* The task *
Report every line in the listing that contains the string "name".
============
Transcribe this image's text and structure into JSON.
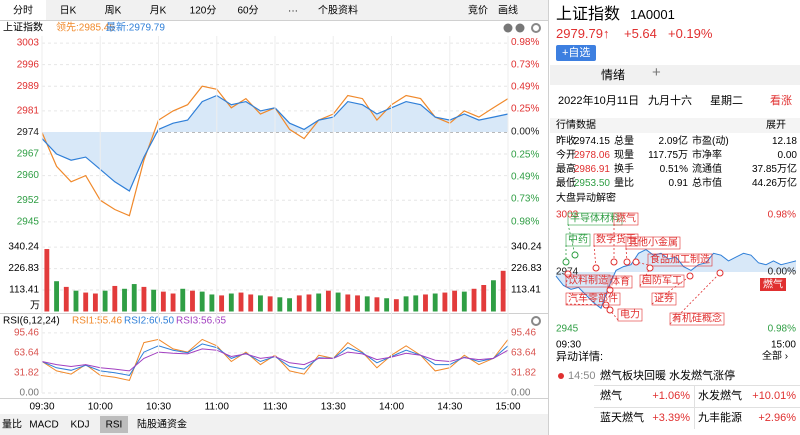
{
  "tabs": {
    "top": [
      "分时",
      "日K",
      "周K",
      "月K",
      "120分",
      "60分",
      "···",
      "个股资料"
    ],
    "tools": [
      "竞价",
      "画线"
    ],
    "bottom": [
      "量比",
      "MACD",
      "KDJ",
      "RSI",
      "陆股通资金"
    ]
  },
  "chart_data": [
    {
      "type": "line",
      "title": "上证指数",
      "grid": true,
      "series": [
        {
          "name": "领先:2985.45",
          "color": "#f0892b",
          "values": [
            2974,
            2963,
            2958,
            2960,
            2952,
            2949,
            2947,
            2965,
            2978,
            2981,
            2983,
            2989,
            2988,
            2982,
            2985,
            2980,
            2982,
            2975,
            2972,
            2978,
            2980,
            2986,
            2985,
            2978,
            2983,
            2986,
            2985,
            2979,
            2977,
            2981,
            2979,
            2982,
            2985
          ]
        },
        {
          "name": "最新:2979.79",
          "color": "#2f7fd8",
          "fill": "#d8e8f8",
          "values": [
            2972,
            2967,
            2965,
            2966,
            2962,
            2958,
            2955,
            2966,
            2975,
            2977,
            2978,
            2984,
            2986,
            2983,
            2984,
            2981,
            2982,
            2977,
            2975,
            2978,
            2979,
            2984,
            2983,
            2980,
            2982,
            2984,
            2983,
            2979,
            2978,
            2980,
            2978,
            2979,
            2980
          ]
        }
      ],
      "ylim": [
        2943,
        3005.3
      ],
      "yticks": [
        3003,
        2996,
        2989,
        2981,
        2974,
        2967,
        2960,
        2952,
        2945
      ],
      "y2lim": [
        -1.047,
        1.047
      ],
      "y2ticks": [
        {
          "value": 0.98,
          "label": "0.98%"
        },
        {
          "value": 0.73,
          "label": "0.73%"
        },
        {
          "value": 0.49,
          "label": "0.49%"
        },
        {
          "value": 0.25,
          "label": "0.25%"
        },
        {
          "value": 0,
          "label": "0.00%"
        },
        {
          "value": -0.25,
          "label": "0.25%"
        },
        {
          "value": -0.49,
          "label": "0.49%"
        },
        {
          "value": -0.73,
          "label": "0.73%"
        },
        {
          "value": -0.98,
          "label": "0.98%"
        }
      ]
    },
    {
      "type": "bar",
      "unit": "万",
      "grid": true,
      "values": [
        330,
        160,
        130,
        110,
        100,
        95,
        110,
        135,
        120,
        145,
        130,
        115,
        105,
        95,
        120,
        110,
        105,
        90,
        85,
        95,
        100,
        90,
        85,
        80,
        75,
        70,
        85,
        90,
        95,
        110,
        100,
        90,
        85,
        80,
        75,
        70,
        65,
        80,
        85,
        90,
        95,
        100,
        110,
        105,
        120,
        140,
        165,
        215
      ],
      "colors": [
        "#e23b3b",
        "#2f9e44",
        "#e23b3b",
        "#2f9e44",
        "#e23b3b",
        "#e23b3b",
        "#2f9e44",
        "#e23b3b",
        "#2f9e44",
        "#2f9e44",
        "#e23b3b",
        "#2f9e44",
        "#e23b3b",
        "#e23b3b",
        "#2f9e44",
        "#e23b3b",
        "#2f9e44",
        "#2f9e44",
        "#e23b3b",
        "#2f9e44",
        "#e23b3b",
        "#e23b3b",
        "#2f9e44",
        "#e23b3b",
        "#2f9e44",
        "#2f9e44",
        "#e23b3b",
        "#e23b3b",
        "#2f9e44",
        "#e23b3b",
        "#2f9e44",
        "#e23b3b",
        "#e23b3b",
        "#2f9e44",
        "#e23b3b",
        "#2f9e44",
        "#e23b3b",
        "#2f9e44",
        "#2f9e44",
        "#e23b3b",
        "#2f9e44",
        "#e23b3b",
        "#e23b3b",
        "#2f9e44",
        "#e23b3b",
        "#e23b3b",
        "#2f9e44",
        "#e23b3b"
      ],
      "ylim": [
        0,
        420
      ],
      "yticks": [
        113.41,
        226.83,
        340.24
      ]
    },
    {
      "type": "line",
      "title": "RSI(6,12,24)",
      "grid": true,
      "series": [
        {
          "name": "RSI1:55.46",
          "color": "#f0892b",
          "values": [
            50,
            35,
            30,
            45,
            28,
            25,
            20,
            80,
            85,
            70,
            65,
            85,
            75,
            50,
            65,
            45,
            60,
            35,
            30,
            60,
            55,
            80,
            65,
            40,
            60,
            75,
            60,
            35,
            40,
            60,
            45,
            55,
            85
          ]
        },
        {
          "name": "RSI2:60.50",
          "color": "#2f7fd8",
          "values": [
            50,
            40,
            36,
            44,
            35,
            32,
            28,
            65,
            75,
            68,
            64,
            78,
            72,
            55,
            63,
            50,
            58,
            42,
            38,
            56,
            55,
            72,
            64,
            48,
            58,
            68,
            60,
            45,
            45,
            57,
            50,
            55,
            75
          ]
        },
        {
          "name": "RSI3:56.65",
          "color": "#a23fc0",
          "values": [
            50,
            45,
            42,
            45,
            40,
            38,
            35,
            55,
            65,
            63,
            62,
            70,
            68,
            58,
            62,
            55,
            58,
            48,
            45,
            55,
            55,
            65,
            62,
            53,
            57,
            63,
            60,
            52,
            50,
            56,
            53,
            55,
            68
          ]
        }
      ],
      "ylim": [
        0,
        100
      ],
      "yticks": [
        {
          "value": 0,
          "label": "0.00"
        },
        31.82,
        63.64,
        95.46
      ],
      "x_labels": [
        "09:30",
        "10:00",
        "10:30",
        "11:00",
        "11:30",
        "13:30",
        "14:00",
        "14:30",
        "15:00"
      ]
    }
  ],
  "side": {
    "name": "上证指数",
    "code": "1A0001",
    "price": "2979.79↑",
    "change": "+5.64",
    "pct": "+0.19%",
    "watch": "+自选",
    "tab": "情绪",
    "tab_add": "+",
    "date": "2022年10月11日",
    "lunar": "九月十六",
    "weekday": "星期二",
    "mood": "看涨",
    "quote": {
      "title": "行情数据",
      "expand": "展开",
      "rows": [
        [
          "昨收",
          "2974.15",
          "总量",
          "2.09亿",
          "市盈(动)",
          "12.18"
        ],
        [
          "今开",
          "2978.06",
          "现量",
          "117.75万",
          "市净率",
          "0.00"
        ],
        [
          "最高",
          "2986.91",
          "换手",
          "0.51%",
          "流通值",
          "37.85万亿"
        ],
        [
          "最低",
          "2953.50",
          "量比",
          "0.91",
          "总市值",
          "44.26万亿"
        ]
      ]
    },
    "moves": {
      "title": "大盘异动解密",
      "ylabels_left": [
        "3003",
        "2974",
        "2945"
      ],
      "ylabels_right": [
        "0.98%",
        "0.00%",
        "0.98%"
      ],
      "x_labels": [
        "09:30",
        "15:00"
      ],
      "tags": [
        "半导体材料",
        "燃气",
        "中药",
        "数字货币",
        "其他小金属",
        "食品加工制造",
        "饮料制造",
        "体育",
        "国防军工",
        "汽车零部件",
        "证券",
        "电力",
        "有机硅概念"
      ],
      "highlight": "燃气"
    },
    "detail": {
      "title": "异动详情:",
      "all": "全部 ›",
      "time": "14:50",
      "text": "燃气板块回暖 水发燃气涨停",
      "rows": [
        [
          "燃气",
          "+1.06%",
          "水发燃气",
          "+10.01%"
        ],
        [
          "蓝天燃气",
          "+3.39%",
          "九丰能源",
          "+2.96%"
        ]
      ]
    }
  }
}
============
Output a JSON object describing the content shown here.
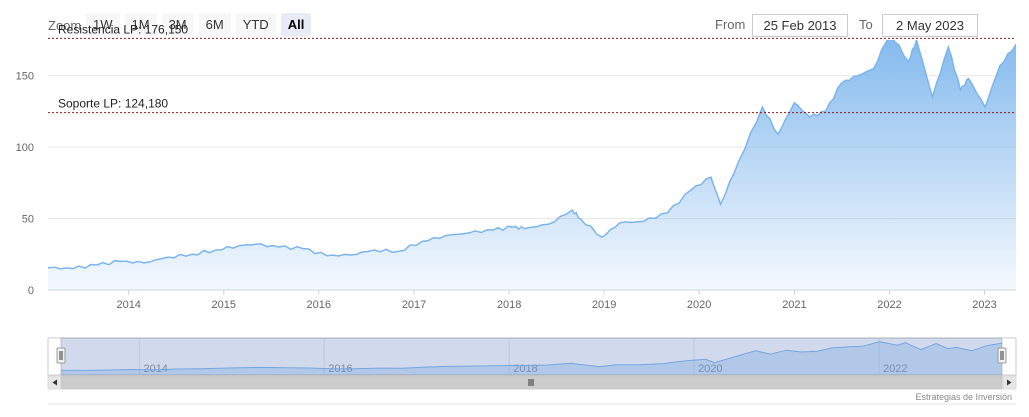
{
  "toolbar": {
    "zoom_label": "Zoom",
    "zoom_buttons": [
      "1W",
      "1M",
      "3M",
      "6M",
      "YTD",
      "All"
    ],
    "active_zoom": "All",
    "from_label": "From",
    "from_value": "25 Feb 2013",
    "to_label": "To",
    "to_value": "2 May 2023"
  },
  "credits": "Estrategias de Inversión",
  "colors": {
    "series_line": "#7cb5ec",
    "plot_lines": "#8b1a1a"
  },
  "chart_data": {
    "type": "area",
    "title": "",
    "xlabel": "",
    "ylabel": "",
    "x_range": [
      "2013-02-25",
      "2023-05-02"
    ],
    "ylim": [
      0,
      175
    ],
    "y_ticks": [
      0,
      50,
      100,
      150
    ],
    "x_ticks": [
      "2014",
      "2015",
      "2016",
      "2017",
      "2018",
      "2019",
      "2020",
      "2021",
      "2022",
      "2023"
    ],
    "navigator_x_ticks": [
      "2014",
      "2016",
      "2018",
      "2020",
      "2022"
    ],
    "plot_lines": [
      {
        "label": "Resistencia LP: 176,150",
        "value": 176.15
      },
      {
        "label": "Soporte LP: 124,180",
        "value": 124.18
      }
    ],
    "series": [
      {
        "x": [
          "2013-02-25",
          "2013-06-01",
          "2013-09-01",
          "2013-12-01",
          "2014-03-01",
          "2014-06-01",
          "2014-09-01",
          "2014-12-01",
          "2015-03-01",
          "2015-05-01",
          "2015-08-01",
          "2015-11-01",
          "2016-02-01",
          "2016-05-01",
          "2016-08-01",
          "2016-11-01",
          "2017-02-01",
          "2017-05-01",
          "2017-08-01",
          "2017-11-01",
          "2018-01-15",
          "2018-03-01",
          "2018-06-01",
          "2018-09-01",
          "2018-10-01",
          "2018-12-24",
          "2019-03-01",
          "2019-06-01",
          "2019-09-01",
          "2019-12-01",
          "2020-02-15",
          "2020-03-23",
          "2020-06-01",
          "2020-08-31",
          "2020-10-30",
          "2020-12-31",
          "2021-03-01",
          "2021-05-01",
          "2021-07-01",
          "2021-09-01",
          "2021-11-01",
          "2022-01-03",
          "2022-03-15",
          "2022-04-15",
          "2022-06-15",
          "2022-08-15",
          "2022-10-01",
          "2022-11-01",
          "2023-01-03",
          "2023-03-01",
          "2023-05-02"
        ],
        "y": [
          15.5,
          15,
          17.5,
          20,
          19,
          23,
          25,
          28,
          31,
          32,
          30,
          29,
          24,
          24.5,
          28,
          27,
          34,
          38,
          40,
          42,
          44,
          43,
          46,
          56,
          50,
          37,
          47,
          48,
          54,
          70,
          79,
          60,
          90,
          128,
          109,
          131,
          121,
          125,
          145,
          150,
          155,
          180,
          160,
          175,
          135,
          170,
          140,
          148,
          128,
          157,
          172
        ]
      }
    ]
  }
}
============
* Response below *
          "name": "领先:2985.45",
          "name": "最新:2979.79",
          "name": "RSI1:55.46",
          "name": "RSI2:60.50",
          "name": "RSI3:56.65",
    "name": "上证指数",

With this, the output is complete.